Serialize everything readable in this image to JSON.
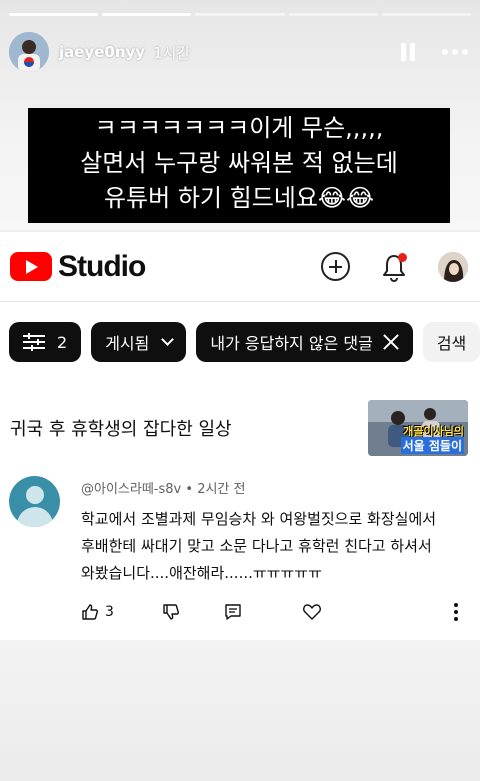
{
  "story": {
    "progress": [
      1,
      1,
      0,
      0,
      0
    ],
    "username": "jaeye0nyy",
    "time": "1시간",
    "caption_lines": [
      "ㅋㅋㅋㅋㅋㅋㅋ이게 무슨,,,,,",
      "살면서 누구랑 싸워본 적 없는데",
      "유튜버 하기 힘드네요😂😂"
    ]
  },
  "studio": {
    "logo_text": "Studio",
    "brand_color": "#ff0000",
    "icons": [
      "plus-circle-icon",
      "bell-icon",
      "avatar"
    ],
    "filters": {
      "count": "2",
      "published": "게시됨",
      "unreplied": "내가 응답하지 않은 댓글",
      "search": "검색"
    },
    "video": {
      "title": "귀국 후 휴학생의 잡다한 일상",
      "thumb_line1": "개골이사님의",
      "thumb_line2": "서울 점들이"
    },
    "comment": {
      "author": "@아이스라떼-s8v",
      "age": "2시간 전",
      "text": "학교에서 조별과제 무임승차 와 여왕벌짓으로 화장실에서 후배한테 싸대기 맞고 소문 다나고 휴학런 친다고 하셔서 와봤습니다....애잔해라......ㅠㅠㅠㅠㅠ",
      "likes": "3"
    }
  }
}
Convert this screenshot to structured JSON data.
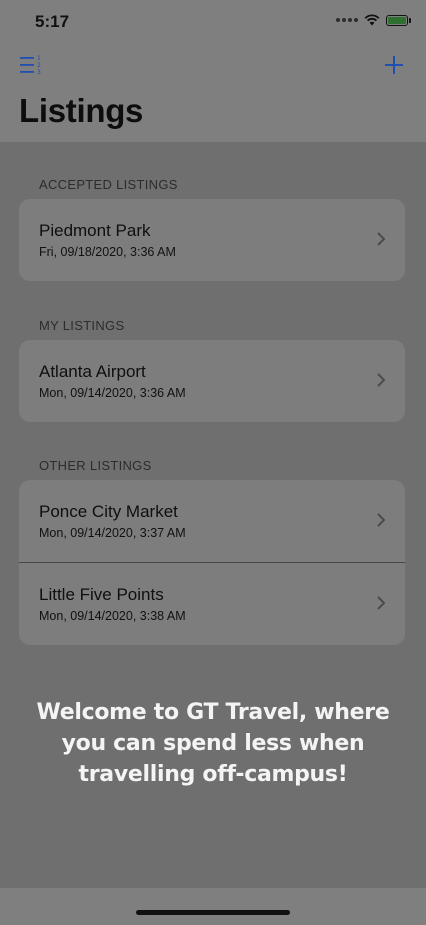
{
  "status_bar": {
    "time": "5:17"
  },
  "nav": {
    "title": "Listings",
    "menu_icon": "list-numbered-icon",
    "add_icon": "plus-icon"
  },
  "sections": [
    {
      "header": "ACCEPTED LISTINGS",
      "items": [
        {
          "name": "Piedmont Park",
          "date": "Fri, 09/18/2020, 3:36 AM"
        }
      ]
    },
    {
      "header": "MY LISTINGS",
      "items": [
        {
          "name": "Atlanta Airport",
          "date": "Mon, 09/14/2020, 3:36 AM"
        }
      ]
    },
    {
      "header": "OTHER LISTINGS",
      "items": [
        {
          "name": "Ponce City Market",
          "date": "Mon, 09/14/2020, 3:37 AM"
        },
        {
          "name": "Little Five Points",
          "date": "Mon, 09/14/2020, 3:38 AM"
        }
      ]
    }
  ],
  "overlay": {
    "line1": "Welcome to GT Travel, where",
    "line2": "you can spend less when",
    "line3": "travelling off-campus!"
  },
  "colors": {
    "accent": "#1f4fb0"
  }
}
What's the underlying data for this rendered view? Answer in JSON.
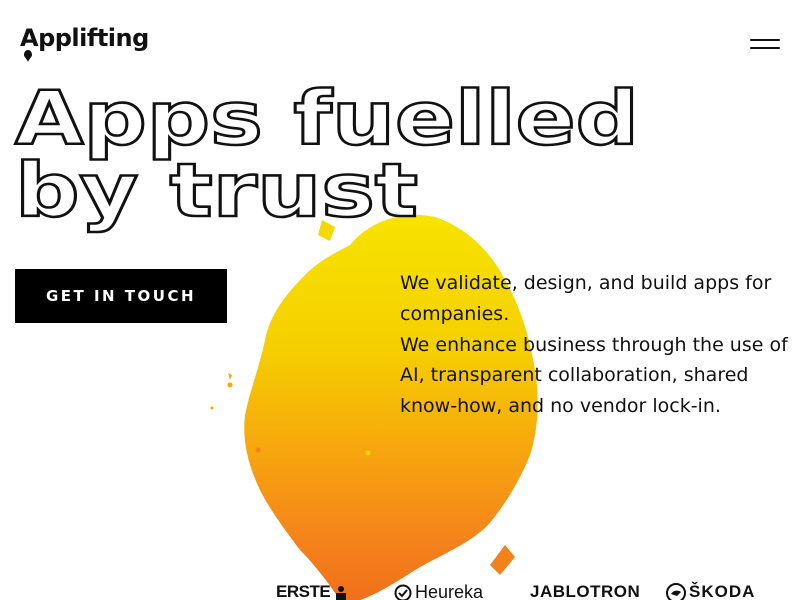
{
  "brand": {
    "name": "Applifting"
  },
  "header": {
    "menu_icon": "hamburger-icon"
  },
  "hero": {
    "line1": "Apps fuelled",
    "line2": "by trust"
  },
  "cta": {
    "label": "GET IN TOUCH"
  },
  "description": {
    "para1": "We validate, design, and build apps for companies.",
    "para2": "We enhance business through the use of AI, transparent collaboration, shared know-how, and no vendor lock-in."
  },
  "clients": [
    "ERSTE",
    "Heureka",
    "JABLOTRON",
    "ŠKODA"
  ],
  "colors": {
    "accent_yellow": "#f5d800",
    "accent_orange": "#f47a1f",
    "text": "#111111",
    "button_bg": "#000000"
  }
}
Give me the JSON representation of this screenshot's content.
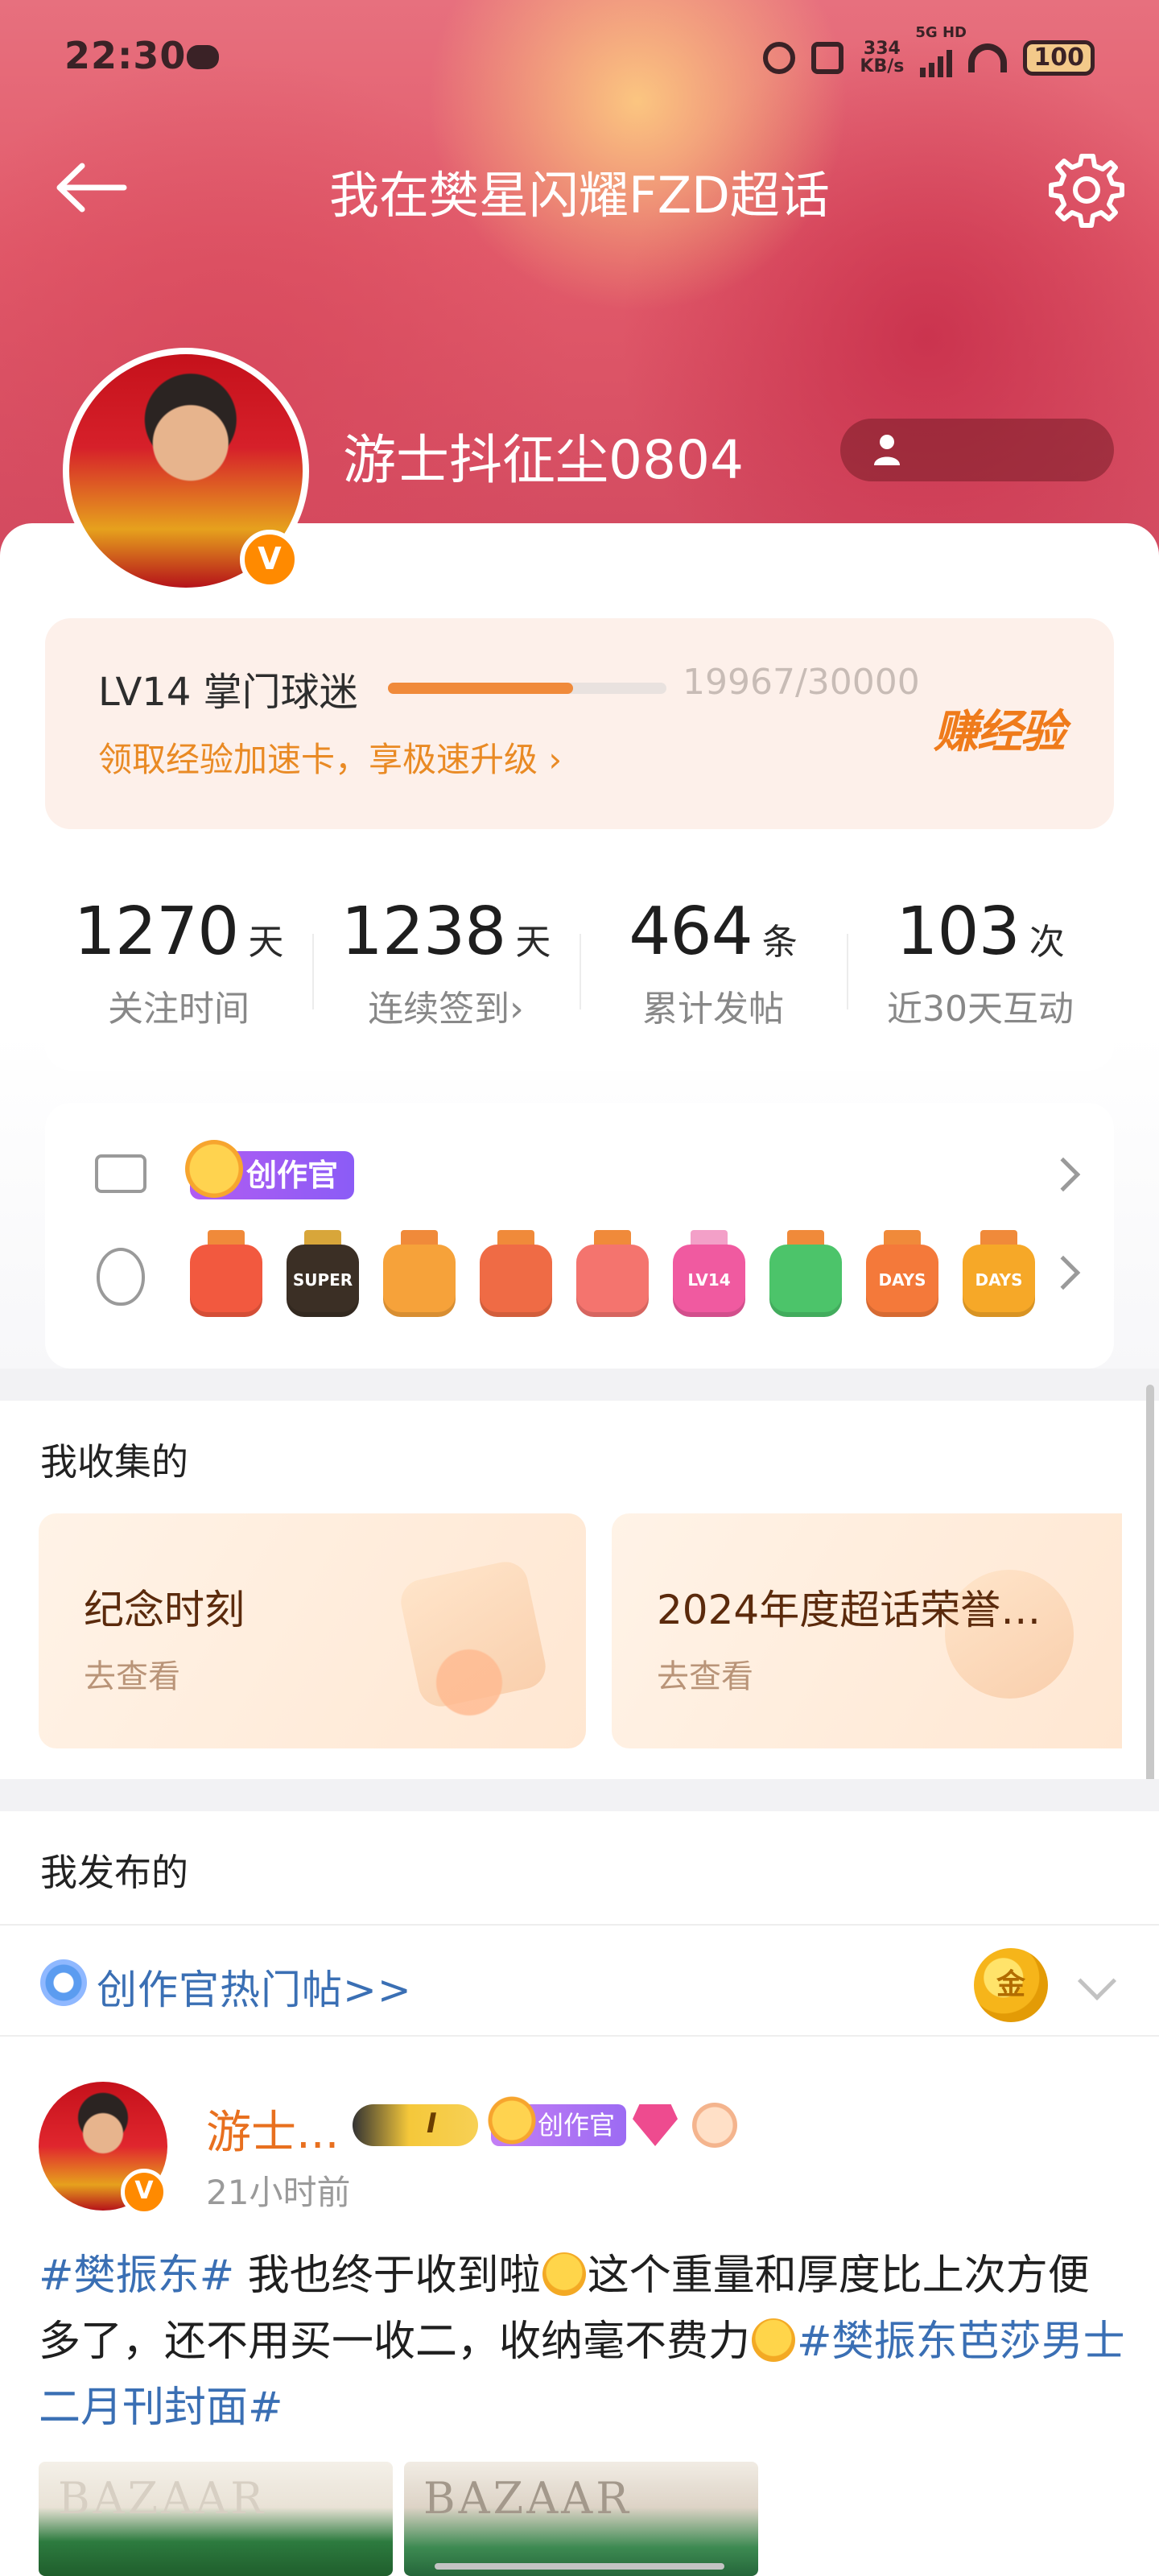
{
  "status_bar": {
    "time": "22:30",
    "speed_value": "334",
    "speed_unit": "KB/s",
    "network": "5G HD",
    "battery": "100"
  },
  "header": {
    "title": "我在樊星闪耀FZD超话",
    "username": "游士抖征尘0804",
    "verified_badge": "V"
  },
  "level": {
    "label": "LV14 掌门球迷",
    "progress_text": "19967/30000",
    "progress_fraction": 0.6656,
    "link": "领取经验加速卡，享极速升级 ›",
    "earn_label": "赚经验",
    "accent_color": "#f08a3a"
  },
  "stats": [
    {
      "value": "1270",
      "unit": "天",
      "label": "关注时间"
    },
    {
      "value": "1238",
      "unit": "天",
      "label": "连续签到›"
    },
    {
      "value": "464",
      "unit": "条",
      "label": "累计发帖"
    },
    {
      "value": "103",
      "unit": "次",
      "label": "近30天互动"
    }
  ],
  "badges": {
    "creator_tag": "创作官",
    "medals": [
      {
        "color": "#f2593f",
        "ribbon": "#f08a3a",
        "text": ""
      },
      {
        "color": "#3b2f25",
        "ribbon": "#d8a63a",
        "text": "SUPER"
      },
      {
        "color": "#f6a23a",
        "ribbon": "#f08a3a",
        "text": ""
      },
      {
        "color": "#ef6b45",
        "ribbon": "#f08a3a",
        "text": ""
      },
      {
        "color": "#f4746e",
        "ribbon": "#f08a3a",
        "text": ""
      },
      {
        "color": "#f05aa0",
        "ribbon": "#f3a0c8",
        "text": "LV14"
      },
      {
        "color": "#4cc46a",
        "ribbon": "#f08a3a",
        "text": ""
      },
      {
        "color": "#f4793a",
        "ribbon": "#f08a3a",
        "text": "DAYS"
      },
      {
        "color": "#f6a828",
        "ribbon": "#f08a3a",
        "text": "DAYS"
      }
    ]
  },
  "collected": {
    "title": "我收集的",
    "cards": [
      {
        "title": "纪念时刻",
        "sub": "去查看"
      },
      {
        "title": "2024年度超话荣誉…",
        "sub": "去查看"
      }
    ]
  },
  "published": {
    "title": "我发布的",
    "hot_link": "创作官热门帖>>",
    "gold_label": "金"
  },
  "post": {
    "name": "游士...",
    "crown_level": "I",
    "creator_tag": "创作官",
    "time": "21小时前",
    "body_tag1": "#樊振东#",
    "body_text1": " 我也终于收到啦",
    "body_text2": "这个重量和厚度比上次方便多了，还不用买一收二，收纳毫不费力",
    "body_tag2": "#樊振东芭莎男士二月刊封面#",
    "image_text_a": "BAZAAR",
    "image_text_b": "BAZAAR"
  }
}
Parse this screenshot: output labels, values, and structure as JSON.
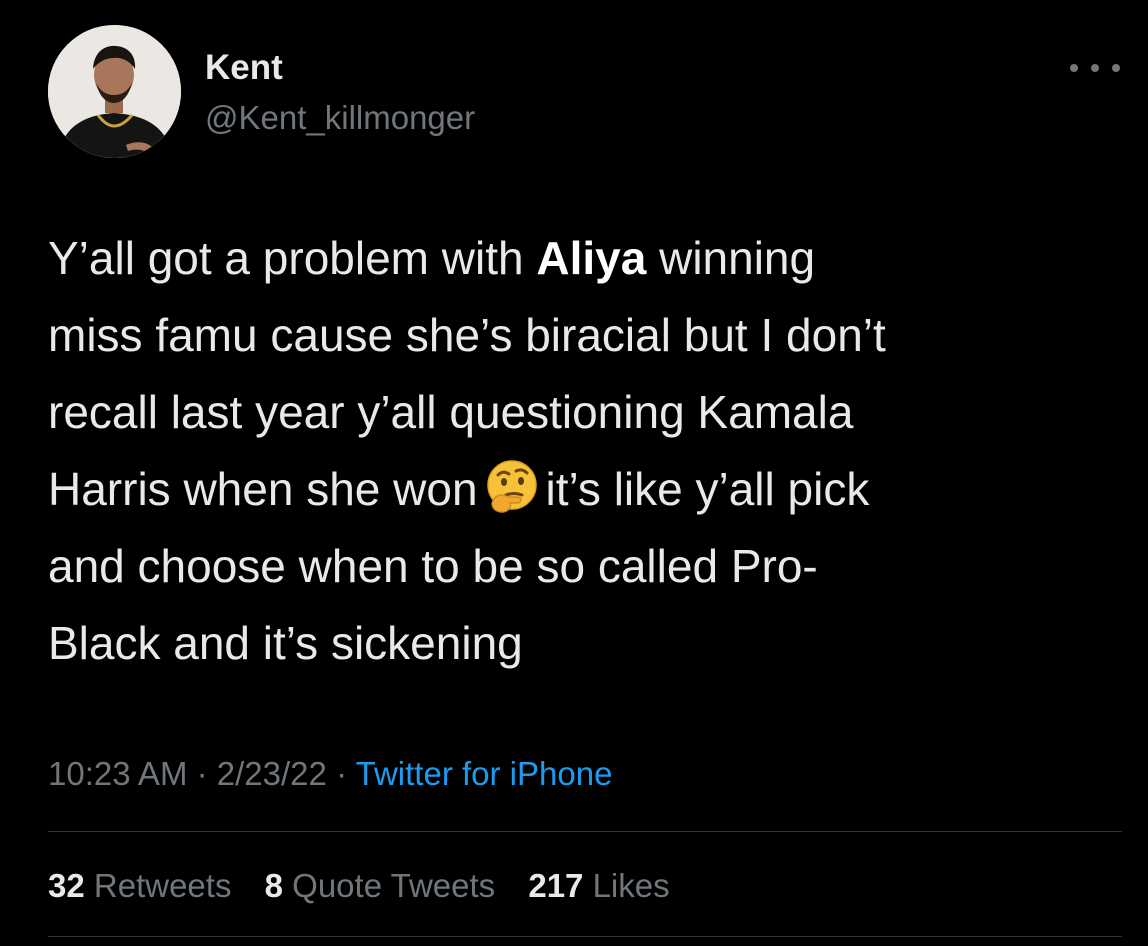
{
  "author": {
    "display_name": "Kent",
    "handle": "@Kent_killmonger",
    "avatar_icon": "profile-photo"
  },
  "more_icon": "ellipsis-icon",
  "tweet": {
    "lines": [
      [
        "Y’all got a problem with ",
        "Aliya",
        " winning"
      ],
      "miss famu cause she’s biracial but I don’t",
      "recall last year y’all questioning Kamala",
      [
        "Harris when she won",
        "it’s like y’all pick"
      ],
      "and choose when to be so called Pro-",
      "Black and it’s sickening"
    ],
    "emoji": "thinking-face"
  },
  "meta": {
    "time": "10:23 AM",
    "separator": "·",
    "date": "2/23/22",
    "source": "Twitter for iPhone"
  },
  "stats": {
    "retweets": {
      "count": "32",
      "label": "Retweets"
    },
    "quote_tweets": {
      "count": "8",
      "label": "Quote Tweets"
    },
    "likes": {
      "count": "217",
      "label": "Likes"
    }
  },
  "colors": {
    "background": "#000000",
    "text": "#e7e9ea",
    "secondary": "#71767b",
    "link": "#1d9bf0",
    "divider": "#2f3336"
  }
}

__________

What is expected:
Make an exact copy of all entries above, dropping the images.

Result of the task:
Serialize everything readable in this image to JSON.
{
  "story": {
    "progress": [
      1,
      1,
      0,
      0,
      0
    ],
    "username": "jaeye0nyy",
    "time": "1시간",
    "caption_lines": [
      "ㅋㅋㅋㅋㅋㅋㅋ이게 무슨,,,,,",
      "살면서 누구랑 싸워본 적 없는데",
      "유튜버 하기 힘드네요😂😂"
    ]
  },
  "studio": {
    "logo_text": "Studio",
    "brand_color": "#ff0000",
    "icons": [
      "plus-circle-icon",
      "bell-icon",
      "avatar"
    ],
    "filters": {
      "count": "2",
      "published": "게시됨",
      "unreplied": "내가 응답하지 않은 댓글",
      "search": "검색"
    },
    "video": {
      "title": "귀국 후 휴학생의 잡다한 일상",
      "thumb_line1": "개골이사님의",
      "thumb_line2": "서울 점들이"
    },
    "comment": {
      "author": "@아이스라떼-s8v",
      "age": "2시간 전",
      "text": "학교에서 조별과제 무임승차 와 여왕벌짓으로 화장실에서 후배한테 싸대기 맞고 소문 다나고 휴학런 친다고 하셔서 와봤습니다....애잔해라......ㅠㅠㅠㅠㅠ",
      "likes": "3"
    }
  }
}
Convert this screenshot to structured JSON data.
{
  "status_bar": {
    "time": "5:17"
  },
  "nav": {
    "title": "Listings",
    "menu_icon": "list-numbered-icon",
    "add_icon": "plus-icon"
  },
  "sections": [
    {
      "header": "ACCEPTED LISTINGS",
      "items": [
        {
          "name": "Piedmont Park",
          "date": "Fri, 09/18/2020, 3:36 AM"
        }
      ]
    },
    {
      "header": "MY LISTINGS",
      "items": [
        {
          "name": "Atlanta Airport",
          "date": "Mon, 09/14/2020, 3:36 AM"
        }
      ]
    },
    {
      "header": "OTHER LISTINGS",
      "items": [
        {
          "name": "Ponce City Market",
          "date": "Mon, 09/14/2020, 3:37 AM"
        },
        {
          "name": "Little Five Points",
          "date": "Mon, 09/14/2020, 3:38 AM"
        }
      ]
    }
  ],
  "overlay": {
    "line1": "Welcome to GT Travel, where",
    "line2": "you can spend less when",
    "line3": "travelling off-campus!"
  },
  "colors": {
    "accent": "#1f4fb0"
  }
}
What's the underlying data for this rendered view? Answer in JSON.
{
  "brand": {
    "name": "Applifting"
  },
  "header": {
    "menu_icon": "hamburger-icon"
  },
  "hero": {
    "line1": "Apps fuelled",
    "line2": "by trust"
  },
  "cta": {
    "label": "GET IN TOUCH"
  },
  "description": {
    "para1": "We validate, design, and build apps for companies.",
    "para2": "We enhance business through the use of AI, transparent collaboration, shared know-how, and no vendor lock-in."
  },
  "clients": [
    "ERSTE",
    "Heureka",
    "JABLOTRON",
    "ŠKODA"
  ],
  "colors": {
    "accent_yellow": "#f5d800",
    "accent_orange": "#f47a1f",
    "text": "#111111",
    "button_bg": "#000000"
  }
}
Give me the JSON representation of this screenshot's content.
{
  "status_bar": {
    "time": "22:30",
    "speed_value": "334",
    "speed_unit": "KB/s",
    "network": "5G HD",
    "battery": "100"
  },
  "header": {
    "title": "我在樊星闪耀FZD超话",
    "username": "游士抖征尘0804",
    "verified_badge": "V"
  },
  "level": {
    "label": "LV14 掌门球迷",
    "progress_text": "19967/30000",
    "progress_fraction": 0.6656,
    "link": "领取经验加速卡，享极速升级 ›",
    "earn_label": "赚经验",
    "accent_color": "#f08a3a"
  },
  "stats": [
    {
      "value": "1270",
      "unit": "天",
      "label": "关注时间"
    },
    {
      "value": "1238",
      "unit": "天",
      "label": "连续签到›"
    },
    {
      "value": "464",
      "unit": "条",
      "label": "累计发帖"
    },
    {
      "value": "103",
      "unit": "次",
      "label": "近30天互动"
    }
  ],
  "badges": {
    "creator_tag": "创作官",
    "medals": [
      {
        "color": "#f2593f",
        "ribbon": "#f08a3a",
        "text": ""
      },
      {
        "color": "#3b2f25",
        "ribbon": "#d8a63a",
        "text": "SUPER"
      },
      {
        "color": "#f6a23a",
        "ribbon": "#f08a3a",
        "text": ""
      },
      {
        "color": "#ef6b45",
        "ribbon": "#f08a3a",
        "text": ""
      },
      {
        "color": "#f4746e",
        "ribbon": "#f08a3a",
        "text": ""
      },
      {
        "color": "#f05aa0",
        "ribbon": "#f3a0c8",
        "text": "LV14"
      },
      {
        "color": "#4cc46a",
        "ribbon": "#f08a3a",
        "text": ""
      },
      {
        "color": "#f4793a",
        "ribbon": "#f08a3a",
        "text": "DAYS"
      },
      {
        "color": "#f6a828",
        "ribbon": "#f08a3a",
        "text": "DAYS"
      }
    ]
  },
  "collected": {
    "title": "我收集的",
    "cards": [
      {
        "title": "纪念时刻",
        "sub": "去查看"
      },
      {
        "title": "2024年度超话荣誉…",
        "sub": "去查看"
      }
    ]
  },
  "published": {
    "title": "我发布的",
    "hot_link": "创作官热门帖>>",
    "gold_label": "金"
  },
  "post": {
    "name": "游士...",
    "crown_level": "I",
    "creator_tag": "创作官",
    "time": "21小时前",
    "body_tag1": "#樊振东#",
    "body_text1": " 我也终于收到啦",
    "body_text2": "这个重量和厚度比上次方便多了，还不用买一收二，收纳毫不费力",
    "body_tag2": "#樊振东芭莎男士二月刊封面#",
    "image_text_a": "BAZAAR",
    "image_text_b": "BAZAAR"
  }
}
Parse this screenshot: output labels, values, and structure as JSON.
{
  "author": {
    "display_name": "Kent",
    "handle": "@Kent_killmonger",
    "avatar_icon": "profile-photo"
  },
  "more_icon": "ellipsis-icon",
  "tweet": {
    "lines": [
      [
        "Y’all got a problem with ",
        "Aliya",
        " winning"
      ],
      "miss famu cause she’s biracial but I don’t",
      "recall last year y’all questioning Kamala",
      [
        "Harris when she won",
        "it’s like y’all pick"
      ],
      "and choose when to be so called Pro-",
      "Black and it’s sickening"
    ],
    "emoji": "thinking-face"
  },
  "meta": {
    "time": "10:23 AM",
    "separator": "·",
    "date": "2/23/22",
    "source": "Twitter for iPhone"
  },
  "stats": {
    "retweets": {
      "count": "32",
      "label": "Retweets"
    },
    "quote_tweets": {
      "count": "8",
      "label": "Quote Tweets"
    },
    "likes": {
      "count": "217",
      "label": "Likes"
    }
  },
  "colors": {
    "background": "#000000",
    "text": "#e7e9ea",
    "secondary": "#71767b",
    "link": "#1d9bf0",
    "divider": "#2f3336"
  }
}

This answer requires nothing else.